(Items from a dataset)
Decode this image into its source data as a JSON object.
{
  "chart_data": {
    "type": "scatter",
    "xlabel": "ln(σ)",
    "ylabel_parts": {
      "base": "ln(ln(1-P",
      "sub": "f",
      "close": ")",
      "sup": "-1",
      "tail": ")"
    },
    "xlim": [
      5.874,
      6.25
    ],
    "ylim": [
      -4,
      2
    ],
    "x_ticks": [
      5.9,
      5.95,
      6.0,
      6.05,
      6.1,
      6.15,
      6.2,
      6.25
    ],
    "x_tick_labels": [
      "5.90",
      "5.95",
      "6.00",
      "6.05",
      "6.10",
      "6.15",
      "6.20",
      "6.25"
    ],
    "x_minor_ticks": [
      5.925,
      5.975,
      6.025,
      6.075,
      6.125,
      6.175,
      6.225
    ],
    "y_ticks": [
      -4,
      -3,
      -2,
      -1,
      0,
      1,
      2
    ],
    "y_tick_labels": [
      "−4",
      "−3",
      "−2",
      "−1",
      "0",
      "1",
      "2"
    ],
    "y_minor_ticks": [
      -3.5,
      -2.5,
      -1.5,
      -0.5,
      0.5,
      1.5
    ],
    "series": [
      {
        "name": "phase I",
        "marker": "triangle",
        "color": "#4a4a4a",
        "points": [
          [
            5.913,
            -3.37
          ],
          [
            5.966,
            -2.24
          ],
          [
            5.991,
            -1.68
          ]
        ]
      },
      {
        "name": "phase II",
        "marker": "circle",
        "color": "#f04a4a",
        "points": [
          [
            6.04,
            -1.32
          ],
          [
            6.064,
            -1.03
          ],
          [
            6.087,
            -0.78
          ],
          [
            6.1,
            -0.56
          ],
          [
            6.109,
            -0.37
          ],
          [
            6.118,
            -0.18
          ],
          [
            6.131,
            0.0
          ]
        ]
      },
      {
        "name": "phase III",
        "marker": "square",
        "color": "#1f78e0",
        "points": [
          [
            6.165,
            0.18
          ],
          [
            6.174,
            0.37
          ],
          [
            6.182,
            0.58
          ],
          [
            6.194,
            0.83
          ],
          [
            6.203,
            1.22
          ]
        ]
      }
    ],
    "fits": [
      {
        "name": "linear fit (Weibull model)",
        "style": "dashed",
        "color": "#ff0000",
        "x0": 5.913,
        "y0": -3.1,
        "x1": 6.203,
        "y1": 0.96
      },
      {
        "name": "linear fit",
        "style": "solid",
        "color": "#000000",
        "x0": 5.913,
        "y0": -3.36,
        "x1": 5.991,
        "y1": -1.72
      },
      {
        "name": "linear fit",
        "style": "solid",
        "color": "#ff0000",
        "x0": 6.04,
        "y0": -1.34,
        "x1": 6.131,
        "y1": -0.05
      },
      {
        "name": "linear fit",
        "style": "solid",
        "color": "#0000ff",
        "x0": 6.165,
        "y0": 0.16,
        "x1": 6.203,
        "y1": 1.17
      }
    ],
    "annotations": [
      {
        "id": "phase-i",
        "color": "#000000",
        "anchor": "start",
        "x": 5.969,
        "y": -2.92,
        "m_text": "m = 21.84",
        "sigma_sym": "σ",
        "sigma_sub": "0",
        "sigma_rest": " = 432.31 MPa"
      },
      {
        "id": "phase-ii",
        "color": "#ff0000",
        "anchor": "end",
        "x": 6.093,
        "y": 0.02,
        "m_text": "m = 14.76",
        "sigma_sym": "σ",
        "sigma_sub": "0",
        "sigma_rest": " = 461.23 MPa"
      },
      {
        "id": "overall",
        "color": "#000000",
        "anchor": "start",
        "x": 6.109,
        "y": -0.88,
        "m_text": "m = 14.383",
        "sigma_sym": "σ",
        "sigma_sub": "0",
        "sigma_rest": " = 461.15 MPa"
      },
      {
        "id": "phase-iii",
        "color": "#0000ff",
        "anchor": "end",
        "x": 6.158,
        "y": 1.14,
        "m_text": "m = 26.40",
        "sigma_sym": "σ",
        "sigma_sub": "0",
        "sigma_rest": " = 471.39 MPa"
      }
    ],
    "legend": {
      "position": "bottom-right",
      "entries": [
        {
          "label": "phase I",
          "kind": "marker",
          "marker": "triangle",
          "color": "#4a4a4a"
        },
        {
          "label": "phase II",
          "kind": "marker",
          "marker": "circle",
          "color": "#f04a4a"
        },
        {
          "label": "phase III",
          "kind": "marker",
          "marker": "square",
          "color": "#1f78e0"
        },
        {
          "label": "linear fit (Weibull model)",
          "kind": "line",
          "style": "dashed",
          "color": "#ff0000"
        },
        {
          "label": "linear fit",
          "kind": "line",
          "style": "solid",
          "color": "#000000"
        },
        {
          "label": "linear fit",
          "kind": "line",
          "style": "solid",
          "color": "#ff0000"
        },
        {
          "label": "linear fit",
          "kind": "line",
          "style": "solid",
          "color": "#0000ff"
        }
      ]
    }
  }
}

_EXERCISE PROMPT_
Extract, word for word, each line of the listing above.

_SOLUTION TO THE PROBLEM_
Decode this image into its source data as a JSON object.
{
  "chart_data": {
    "type": "scatter",
    "xlabel": "ln(σ)",
    "ylabel_parts": {
      "base": "ln(ln(1-P",
      "sub": "f",
      "close": ")",
      "sup": "-1",
      "tail": ")"
    },
    "xlim": [
      5.874,
      6.25
    ],
    "ylim": [
      -4,
      2
    ],
    "x_ticks": [
      5.9,
      5.95,
      6.0,
      6.05,
      6.1,
      6.15,
      6.2,
      6.25
    ],
    "x_tick_labels": [
      "5.90",
      "5.95",
      "6.00",
      "6.05",
      "6.10",
      "6.15",
      "6.20",
      "6.25"
    ],
    "x_minor_ticks": [
      5.925,
      5.975,
      6.025,
      6.075,
      6.125,
      6.175,
      6.225
    ],
    "y_ticks": [
      -4,
      -3,
      -2,
      -1,
      0,
      1,
      2
    ],
    "y_tick_labels": [
      "−4",
      "−3",
      "−2",
      "−1",
      "0",
      "1",
      "2"
    ],
    "y_minor_ticks": [
      -3.5,
      -2.5,
      -1.5,
      -0.5,
      0.5,
      1.5
    ],
    "series": [
      {
        "name": "phase I",
        "marker": "triangle",
        "color": "#4a4a4a",
        "points": [
          [
            5.913,
            -3.37
          ],
          [
            5.966,
            -2.24
          ],
          [
            5.991,
            -1.68
          ]
        ]
      },
      {
        "name": "phase II",
        "marker": "circle",
        "color": "#f04a4a",
        "points": [
          [
            6.04,
            -1.32
          ],
          [
            6.064,
            -1.03
          ],
          [
            6.087,
            -0.78
          ],
          [
            6.1,
            -0.56
          ],
          [
            6.109,
            -0.37
          ],
          [
            6.118,
            -0.18
          ],
          [
            6.131,
            0.0
          ]
        ]
      },
      {
        "name": "phase III",
        "marker": "square",
        "color": "#1f78e0",
        "points": [
          [
            6.165,
            0.18
          ],
          [
            6.174,
            0.37
          ],
          [
            6.182,
            0.58
          ],
          [
            6.194,
            0.83
          ],
          [
            6.203,
            1.22
          ]
        ]
      }
    ],
    "fits": [
      {
        "name": "linear fit (Weibull model)",
        "style": "dashed",
        "color": "#ff0000",
        "x0": 5.913,
        "y0": -3.1,
        "x1": 6.203,
        "y1": 0.96
      },
      {
        "name": "linear fit",
        "style": "solid",
        "color": "#000000",
        "x0": 5.913,
        "y0": -3.36,
        "x1": 5.991,
        "y1": -1.72
      },
      {
        "name": "linear fit",
        "style": "solid",
        "color": "#ff0000",
        "x0": 6.04,
        "y0": -1.34,
        "x1": 6.131,
        "y1": -0.05
      },
      {
        "name": "linear fit",
        "style": "solid",
        "color": "#0000ff",
        "x0": 6.165,
        "y0": 0.16,
        "x1": 6.203,
        "y1": 1.17
      }
    ],
    "annotations": [
      {
        "id": "phase-i",
        "color": "#000000",
        "anchor": "start",
        "x": 5.969,
        "y": -2.92,
        "m_text": "m = 21.84",
        "sigma_sym": "σ",
        "sigma_sub": "0",
        "sigma_rest": " = 432.31 MPa"
      },
      {
        "id": "phase-ii",
        "color": "#ff0000",
        "anchor": "end",
        "x": 6.093,
        "y": 0.02,
        "m_text": "m = 14.76",
        "sigma_sym": "σ",
        "sigma_sub": "0",
        "sigma_rest": " = 461.23 MPa"
      },
      {
        "id": "overall",
        "color": "#000000",
        "anchor": "start",
        "x": 6.109,
        "y": -0.88,
        "m_text": "m = 14.383",
        "sigma_sym": "σ",
        "sigma_sub": "0",
        "sigma_rest": " = 461.15 MPa"
      },
      {
        "id": "phase-iii",
        "color": "#0000ff",
        "anchor": "end",
        "x": 6.158,
        "y": 1.14,
        "m_text": "m = 26.40",
        "sigma_sym": "σ",
        "sigma_sub": "0",
        "sigma_rest": " = 471.39 MPa"
      }
    ],
    "legend": {
      "position": "bottom-right",
      "entries": [
        {
          "label": "phase I",
          "kind": "marker",
          "marker": "triangle",
          "color": "#4a4a4a"
        },
        {
          "label": "phase II",
          "kind": "marker",
          "marker": "circle",
          "color": "#f04a4a"
        },
        {
          "label": "phase III",
          "kind": "marker",
          "marker": "square",
          "color": "#1f78e0"
        },
        {
          "label": "linear fit (Weibull model)",
          "kind": "line",
          "style": "dashed",
          "color": "#ff0000"
        },
        {
          "label": "linear fit",
          "kind": "line",
          "style": "solid",
          "color": "#000000"
        },
        {
          "label": "linear fit",
          "kind": "line",
          "style": "solid",
          "color": "#ff0000"
        },
        {
          "label": "linear fit",
          "kind": "line",
          "style": "solid",
          "color": "#0000ff"
        }
      ]
    }
  }
}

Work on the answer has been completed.